▸ WORK INSTRUCTIONS:
Filter the lines below, keeping each one that holds "from".

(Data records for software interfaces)
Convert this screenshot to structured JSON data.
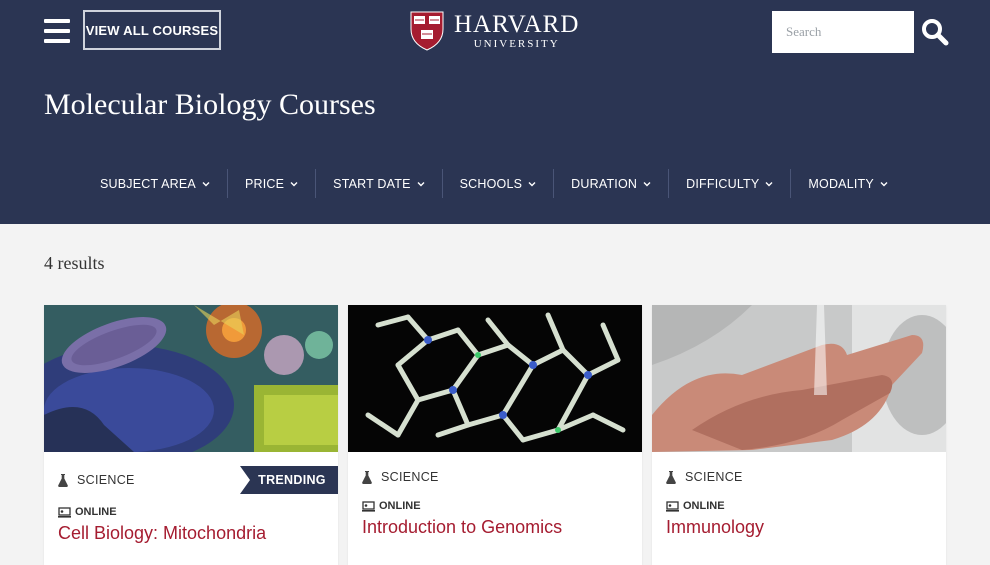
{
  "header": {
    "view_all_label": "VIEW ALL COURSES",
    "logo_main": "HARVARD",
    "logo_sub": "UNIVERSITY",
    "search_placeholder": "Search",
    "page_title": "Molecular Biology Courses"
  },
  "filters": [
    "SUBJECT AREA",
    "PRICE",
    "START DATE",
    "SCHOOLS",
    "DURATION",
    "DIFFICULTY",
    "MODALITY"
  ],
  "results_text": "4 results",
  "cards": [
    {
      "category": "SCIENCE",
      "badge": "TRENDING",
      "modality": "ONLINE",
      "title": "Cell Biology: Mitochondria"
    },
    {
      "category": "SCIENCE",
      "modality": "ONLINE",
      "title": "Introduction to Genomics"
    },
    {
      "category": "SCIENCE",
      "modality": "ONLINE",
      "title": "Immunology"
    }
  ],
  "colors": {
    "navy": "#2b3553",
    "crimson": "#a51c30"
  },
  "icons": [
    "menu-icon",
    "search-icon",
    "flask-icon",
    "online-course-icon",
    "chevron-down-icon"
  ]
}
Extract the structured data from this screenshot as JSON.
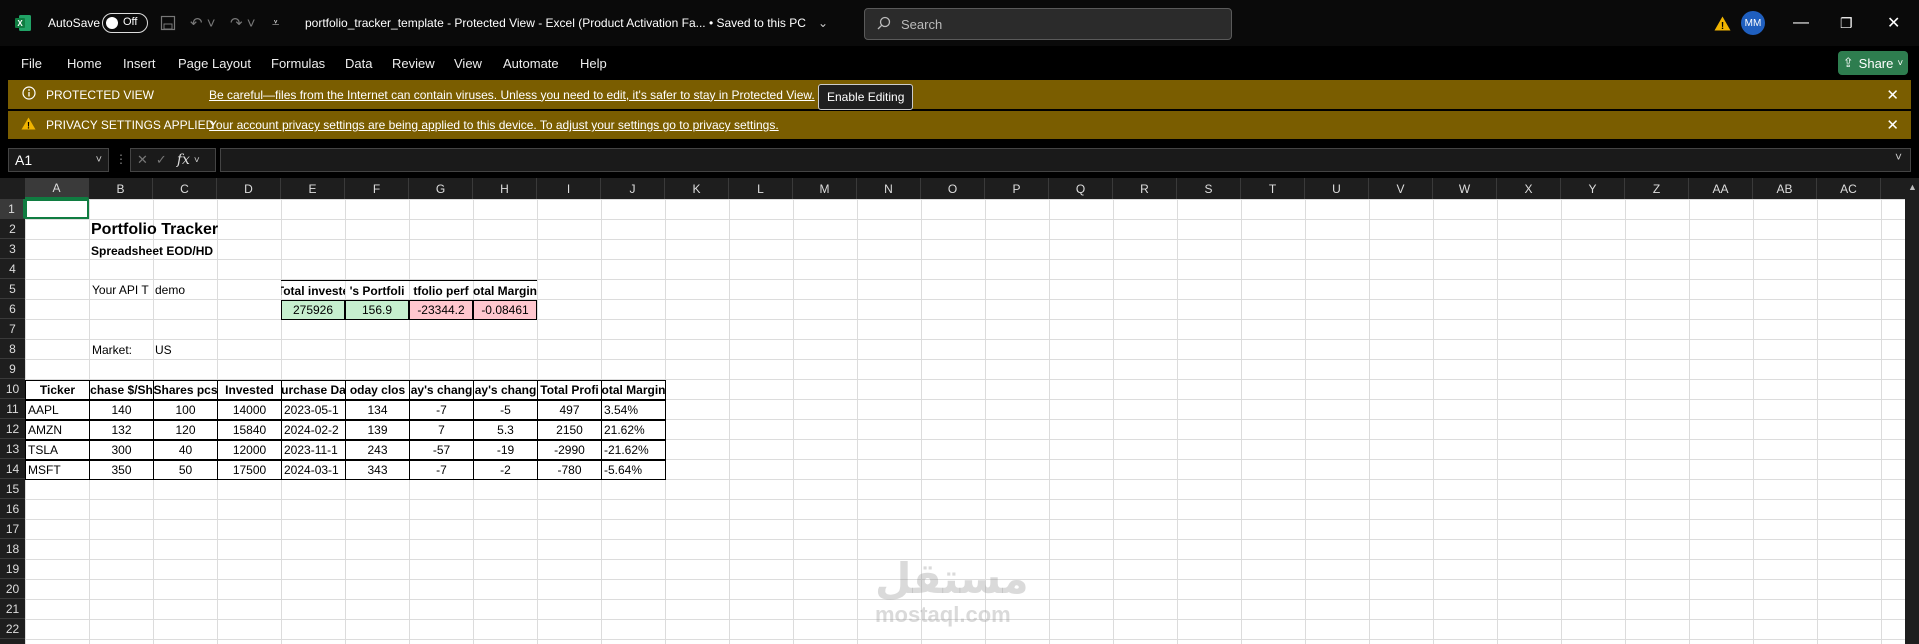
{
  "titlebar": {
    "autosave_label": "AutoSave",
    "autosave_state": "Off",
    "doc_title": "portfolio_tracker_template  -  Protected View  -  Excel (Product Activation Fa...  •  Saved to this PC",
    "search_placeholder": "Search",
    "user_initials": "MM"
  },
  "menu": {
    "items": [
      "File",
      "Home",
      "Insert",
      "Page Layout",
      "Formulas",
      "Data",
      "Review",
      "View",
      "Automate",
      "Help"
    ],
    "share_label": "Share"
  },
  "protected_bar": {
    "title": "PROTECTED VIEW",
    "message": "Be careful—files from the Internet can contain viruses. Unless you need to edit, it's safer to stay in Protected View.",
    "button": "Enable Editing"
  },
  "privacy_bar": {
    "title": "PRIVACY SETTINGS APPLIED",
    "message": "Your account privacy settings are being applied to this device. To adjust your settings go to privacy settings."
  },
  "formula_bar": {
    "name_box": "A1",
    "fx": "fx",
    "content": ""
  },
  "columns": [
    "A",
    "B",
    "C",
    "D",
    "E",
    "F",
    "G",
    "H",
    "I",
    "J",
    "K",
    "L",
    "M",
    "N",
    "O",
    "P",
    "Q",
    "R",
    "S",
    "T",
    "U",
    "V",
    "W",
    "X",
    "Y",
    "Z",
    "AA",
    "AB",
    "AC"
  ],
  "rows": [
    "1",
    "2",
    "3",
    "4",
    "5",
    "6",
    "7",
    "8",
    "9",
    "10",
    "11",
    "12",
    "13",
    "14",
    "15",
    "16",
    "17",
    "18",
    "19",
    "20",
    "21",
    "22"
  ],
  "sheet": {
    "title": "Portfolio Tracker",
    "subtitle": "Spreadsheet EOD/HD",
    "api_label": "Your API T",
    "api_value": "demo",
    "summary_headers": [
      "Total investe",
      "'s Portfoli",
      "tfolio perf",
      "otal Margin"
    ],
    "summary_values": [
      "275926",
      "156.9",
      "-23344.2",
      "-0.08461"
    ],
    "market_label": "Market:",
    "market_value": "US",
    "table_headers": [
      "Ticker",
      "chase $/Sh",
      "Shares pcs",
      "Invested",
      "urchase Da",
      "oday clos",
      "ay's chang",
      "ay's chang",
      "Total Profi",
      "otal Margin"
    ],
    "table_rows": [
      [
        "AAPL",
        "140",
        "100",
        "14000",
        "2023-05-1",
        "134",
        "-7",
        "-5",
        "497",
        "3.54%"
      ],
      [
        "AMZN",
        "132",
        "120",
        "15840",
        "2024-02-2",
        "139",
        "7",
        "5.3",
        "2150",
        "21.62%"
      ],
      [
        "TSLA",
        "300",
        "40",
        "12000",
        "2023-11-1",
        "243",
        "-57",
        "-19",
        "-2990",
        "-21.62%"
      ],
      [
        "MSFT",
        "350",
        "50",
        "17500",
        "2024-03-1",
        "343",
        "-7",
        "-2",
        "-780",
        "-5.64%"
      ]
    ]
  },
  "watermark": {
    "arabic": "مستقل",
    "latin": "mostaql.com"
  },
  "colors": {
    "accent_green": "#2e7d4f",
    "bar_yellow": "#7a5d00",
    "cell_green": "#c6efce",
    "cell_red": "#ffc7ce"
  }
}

▸ SOLUTION TO THE PROBLEM:
Extract the structured data from this screenshot as JSON.
    "message": "Be careful—files from the Internet can contain viruses. Unless you need to edit, it's safer to stay in Protected View.",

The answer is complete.